» TASK TO CARRY OUT: Note each line that includes the word "selected". Copy those lines.

## START EXTRACTED DATA

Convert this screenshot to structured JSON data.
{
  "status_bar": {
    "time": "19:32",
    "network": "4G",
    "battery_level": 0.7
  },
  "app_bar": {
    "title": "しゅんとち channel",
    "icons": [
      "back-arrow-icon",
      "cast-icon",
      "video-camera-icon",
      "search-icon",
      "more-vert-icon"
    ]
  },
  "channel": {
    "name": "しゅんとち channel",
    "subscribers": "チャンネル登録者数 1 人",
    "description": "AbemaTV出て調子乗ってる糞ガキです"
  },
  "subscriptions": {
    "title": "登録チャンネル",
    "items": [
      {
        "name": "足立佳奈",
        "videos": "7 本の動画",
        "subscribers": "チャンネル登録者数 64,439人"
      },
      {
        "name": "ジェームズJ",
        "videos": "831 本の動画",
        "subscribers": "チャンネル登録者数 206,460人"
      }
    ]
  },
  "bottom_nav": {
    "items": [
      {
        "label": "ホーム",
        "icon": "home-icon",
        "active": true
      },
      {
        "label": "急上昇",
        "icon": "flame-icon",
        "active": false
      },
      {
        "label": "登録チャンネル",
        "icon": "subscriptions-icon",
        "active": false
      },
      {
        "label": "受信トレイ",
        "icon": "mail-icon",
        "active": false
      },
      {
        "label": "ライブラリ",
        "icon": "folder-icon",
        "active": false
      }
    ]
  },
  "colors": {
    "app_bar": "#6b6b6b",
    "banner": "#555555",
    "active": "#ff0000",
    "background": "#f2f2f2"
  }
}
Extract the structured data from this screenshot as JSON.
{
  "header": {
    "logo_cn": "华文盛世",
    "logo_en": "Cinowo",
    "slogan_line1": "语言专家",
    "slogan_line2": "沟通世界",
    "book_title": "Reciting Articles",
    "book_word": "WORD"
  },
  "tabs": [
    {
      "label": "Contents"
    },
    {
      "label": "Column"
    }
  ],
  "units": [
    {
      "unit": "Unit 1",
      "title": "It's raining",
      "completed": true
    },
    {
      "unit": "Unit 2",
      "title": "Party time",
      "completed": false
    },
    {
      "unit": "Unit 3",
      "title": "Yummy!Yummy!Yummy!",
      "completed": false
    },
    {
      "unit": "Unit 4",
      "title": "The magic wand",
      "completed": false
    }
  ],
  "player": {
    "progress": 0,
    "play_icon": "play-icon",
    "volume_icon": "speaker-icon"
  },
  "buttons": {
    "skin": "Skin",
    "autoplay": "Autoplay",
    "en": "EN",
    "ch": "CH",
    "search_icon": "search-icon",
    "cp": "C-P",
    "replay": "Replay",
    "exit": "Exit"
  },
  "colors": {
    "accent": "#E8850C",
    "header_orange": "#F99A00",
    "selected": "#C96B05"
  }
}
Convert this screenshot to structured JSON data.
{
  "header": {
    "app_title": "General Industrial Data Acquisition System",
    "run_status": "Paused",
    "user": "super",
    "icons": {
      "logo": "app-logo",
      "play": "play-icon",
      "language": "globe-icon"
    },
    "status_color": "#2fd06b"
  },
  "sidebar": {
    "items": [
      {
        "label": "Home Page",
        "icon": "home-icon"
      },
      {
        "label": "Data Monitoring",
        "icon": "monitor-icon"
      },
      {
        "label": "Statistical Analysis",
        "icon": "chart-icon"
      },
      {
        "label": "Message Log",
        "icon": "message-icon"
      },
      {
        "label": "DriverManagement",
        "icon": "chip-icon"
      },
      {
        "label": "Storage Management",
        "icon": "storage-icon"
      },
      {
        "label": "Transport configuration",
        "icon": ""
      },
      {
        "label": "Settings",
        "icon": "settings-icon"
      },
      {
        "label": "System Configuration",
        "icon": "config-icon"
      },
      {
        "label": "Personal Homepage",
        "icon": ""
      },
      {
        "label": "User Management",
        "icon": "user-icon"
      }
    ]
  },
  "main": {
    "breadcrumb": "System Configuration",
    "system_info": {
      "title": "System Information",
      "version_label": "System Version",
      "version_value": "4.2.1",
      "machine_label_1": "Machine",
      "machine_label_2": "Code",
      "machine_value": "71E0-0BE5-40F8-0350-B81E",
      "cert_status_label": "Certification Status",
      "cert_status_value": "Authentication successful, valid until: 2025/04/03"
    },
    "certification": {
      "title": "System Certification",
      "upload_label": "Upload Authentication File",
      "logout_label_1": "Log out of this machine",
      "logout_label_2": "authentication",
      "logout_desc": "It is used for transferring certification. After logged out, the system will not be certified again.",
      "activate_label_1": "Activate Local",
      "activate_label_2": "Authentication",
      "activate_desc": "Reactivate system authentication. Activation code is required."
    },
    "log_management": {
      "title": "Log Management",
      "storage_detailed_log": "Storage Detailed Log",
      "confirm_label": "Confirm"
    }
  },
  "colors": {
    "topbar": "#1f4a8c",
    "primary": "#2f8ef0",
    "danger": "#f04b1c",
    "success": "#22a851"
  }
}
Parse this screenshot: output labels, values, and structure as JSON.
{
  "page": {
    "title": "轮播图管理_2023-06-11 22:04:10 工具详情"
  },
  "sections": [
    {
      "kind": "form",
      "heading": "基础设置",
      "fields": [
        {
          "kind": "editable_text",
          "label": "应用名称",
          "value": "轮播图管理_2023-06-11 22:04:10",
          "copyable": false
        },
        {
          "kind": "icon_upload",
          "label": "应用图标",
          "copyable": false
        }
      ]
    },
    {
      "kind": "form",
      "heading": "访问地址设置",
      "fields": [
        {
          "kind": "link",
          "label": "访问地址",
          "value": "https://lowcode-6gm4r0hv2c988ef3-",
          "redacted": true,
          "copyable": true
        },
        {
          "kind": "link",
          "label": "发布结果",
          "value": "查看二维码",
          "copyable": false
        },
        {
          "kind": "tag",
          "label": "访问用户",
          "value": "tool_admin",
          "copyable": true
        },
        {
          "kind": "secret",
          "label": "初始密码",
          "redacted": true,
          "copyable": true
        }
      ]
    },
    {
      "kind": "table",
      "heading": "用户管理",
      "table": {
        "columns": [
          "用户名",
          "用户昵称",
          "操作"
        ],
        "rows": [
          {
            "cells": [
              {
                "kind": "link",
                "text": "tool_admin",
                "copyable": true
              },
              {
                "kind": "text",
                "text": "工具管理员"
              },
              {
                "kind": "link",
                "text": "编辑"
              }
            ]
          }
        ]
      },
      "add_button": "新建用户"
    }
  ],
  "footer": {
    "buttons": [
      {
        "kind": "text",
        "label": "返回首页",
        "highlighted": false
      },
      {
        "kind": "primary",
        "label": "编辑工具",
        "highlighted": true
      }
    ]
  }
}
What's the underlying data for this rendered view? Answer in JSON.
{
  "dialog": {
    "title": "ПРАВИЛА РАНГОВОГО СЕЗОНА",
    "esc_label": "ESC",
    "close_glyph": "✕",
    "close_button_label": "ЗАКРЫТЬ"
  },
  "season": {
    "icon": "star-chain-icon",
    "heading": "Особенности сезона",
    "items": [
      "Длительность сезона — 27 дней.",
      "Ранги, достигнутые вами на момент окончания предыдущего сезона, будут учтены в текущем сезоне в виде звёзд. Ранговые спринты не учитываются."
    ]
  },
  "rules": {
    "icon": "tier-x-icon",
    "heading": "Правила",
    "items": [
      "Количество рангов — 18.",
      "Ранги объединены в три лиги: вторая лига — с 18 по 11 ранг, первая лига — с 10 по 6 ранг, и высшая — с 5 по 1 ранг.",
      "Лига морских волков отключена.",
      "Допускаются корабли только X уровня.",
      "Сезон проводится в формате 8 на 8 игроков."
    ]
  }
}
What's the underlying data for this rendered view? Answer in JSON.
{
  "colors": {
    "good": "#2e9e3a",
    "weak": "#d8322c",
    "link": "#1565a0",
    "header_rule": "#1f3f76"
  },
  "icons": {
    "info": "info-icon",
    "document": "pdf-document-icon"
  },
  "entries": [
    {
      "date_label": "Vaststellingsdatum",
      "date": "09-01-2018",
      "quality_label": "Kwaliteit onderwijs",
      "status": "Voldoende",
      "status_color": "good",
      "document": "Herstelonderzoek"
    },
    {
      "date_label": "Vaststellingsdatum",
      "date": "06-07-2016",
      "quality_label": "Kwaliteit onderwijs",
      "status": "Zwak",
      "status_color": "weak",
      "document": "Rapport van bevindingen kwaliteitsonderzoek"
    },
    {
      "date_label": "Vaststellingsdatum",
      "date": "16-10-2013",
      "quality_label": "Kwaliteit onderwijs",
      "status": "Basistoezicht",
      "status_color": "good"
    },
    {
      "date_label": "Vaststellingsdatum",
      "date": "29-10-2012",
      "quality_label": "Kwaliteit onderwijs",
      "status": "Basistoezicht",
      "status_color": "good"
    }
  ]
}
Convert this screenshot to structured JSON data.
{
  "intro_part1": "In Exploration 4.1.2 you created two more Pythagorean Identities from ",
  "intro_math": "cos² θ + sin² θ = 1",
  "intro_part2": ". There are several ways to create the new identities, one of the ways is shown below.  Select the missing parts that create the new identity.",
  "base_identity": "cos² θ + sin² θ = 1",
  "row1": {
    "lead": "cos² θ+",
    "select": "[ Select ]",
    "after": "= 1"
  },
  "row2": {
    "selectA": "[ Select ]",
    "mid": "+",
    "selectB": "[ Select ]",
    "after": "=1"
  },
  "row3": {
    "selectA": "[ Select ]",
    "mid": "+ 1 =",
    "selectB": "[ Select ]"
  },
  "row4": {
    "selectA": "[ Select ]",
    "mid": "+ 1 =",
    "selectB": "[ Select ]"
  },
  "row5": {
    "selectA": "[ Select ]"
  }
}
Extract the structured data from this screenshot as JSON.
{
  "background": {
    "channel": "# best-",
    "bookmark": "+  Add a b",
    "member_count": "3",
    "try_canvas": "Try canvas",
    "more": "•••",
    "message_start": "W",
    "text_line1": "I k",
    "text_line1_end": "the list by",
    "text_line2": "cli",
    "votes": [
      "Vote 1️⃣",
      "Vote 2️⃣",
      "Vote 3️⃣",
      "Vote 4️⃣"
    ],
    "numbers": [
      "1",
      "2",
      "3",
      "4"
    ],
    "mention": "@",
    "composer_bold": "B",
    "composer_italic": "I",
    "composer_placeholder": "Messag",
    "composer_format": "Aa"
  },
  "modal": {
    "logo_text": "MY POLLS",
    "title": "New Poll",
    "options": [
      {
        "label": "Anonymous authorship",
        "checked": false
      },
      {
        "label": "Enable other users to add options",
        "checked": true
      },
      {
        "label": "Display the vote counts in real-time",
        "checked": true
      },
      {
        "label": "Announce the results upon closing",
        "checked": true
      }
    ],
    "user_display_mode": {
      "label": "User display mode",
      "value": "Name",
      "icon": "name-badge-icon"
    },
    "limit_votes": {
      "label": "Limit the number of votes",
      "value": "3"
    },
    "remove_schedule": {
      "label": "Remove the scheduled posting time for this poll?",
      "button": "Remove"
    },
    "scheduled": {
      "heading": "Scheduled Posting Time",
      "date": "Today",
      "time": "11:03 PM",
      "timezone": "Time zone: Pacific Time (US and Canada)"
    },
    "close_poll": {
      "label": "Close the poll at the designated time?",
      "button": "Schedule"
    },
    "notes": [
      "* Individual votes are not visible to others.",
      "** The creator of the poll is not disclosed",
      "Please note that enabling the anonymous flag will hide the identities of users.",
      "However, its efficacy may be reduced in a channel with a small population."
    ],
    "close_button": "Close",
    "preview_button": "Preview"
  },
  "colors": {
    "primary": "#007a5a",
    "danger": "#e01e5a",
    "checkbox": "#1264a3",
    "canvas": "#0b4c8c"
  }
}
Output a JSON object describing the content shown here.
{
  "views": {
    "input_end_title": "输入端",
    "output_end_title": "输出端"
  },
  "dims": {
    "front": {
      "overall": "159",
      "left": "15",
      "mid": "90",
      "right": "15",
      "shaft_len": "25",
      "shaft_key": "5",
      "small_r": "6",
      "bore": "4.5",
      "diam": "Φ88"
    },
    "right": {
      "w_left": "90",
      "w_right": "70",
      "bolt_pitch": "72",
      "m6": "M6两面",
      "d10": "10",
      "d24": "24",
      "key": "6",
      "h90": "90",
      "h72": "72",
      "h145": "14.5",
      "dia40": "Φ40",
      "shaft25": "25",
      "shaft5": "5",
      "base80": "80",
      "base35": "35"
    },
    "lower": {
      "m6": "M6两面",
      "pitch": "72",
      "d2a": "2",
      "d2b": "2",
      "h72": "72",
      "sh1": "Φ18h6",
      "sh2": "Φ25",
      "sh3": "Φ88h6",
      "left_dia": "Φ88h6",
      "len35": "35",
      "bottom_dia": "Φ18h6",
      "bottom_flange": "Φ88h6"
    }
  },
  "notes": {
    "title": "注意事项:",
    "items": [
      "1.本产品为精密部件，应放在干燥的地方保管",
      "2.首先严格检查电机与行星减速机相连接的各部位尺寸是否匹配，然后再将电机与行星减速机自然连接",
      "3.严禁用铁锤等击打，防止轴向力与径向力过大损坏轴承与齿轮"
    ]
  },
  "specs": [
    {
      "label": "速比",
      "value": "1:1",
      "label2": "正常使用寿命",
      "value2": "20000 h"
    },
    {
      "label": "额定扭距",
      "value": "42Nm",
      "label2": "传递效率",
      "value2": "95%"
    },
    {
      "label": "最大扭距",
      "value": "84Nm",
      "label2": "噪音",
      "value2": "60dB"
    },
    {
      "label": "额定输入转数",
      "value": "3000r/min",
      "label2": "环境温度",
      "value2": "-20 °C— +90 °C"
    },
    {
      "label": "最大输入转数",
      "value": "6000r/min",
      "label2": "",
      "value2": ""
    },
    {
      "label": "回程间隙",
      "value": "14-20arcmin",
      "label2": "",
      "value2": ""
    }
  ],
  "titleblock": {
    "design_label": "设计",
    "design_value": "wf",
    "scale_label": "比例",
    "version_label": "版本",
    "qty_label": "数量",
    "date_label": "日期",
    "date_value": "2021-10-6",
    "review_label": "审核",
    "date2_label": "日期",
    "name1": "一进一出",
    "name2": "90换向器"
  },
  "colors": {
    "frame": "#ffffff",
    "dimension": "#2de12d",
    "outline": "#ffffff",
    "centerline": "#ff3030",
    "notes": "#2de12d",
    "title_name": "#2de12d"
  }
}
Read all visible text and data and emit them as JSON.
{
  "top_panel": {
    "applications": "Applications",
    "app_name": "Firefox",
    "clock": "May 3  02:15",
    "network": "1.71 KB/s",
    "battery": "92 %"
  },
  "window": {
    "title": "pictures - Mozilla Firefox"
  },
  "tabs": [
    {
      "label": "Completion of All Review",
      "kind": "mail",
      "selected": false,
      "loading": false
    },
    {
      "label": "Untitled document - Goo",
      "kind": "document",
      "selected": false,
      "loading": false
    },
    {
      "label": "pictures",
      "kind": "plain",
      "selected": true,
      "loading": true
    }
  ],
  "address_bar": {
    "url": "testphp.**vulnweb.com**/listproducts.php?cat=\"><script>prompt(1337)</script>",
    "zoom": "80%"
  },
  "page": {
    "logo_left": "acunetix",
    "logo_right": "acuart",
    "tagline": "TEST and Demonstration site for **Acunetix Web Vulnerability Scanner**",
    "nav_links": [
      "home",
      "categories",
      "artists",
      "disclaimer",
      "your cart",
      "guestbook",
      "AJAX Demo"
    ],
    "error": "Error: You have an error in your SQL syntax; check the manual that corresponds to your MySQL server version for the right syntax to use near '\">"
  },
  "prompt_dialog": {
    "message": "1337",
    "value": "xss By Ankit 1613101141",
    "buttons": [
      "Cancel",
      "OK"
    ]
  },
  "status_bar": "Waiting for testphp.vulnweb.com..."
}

## END EXTRACTED DATA

» CORRECT RESULT:
    "selected": "#C96B05"
      "selected": false,
      "selected": false,
      "selected": true,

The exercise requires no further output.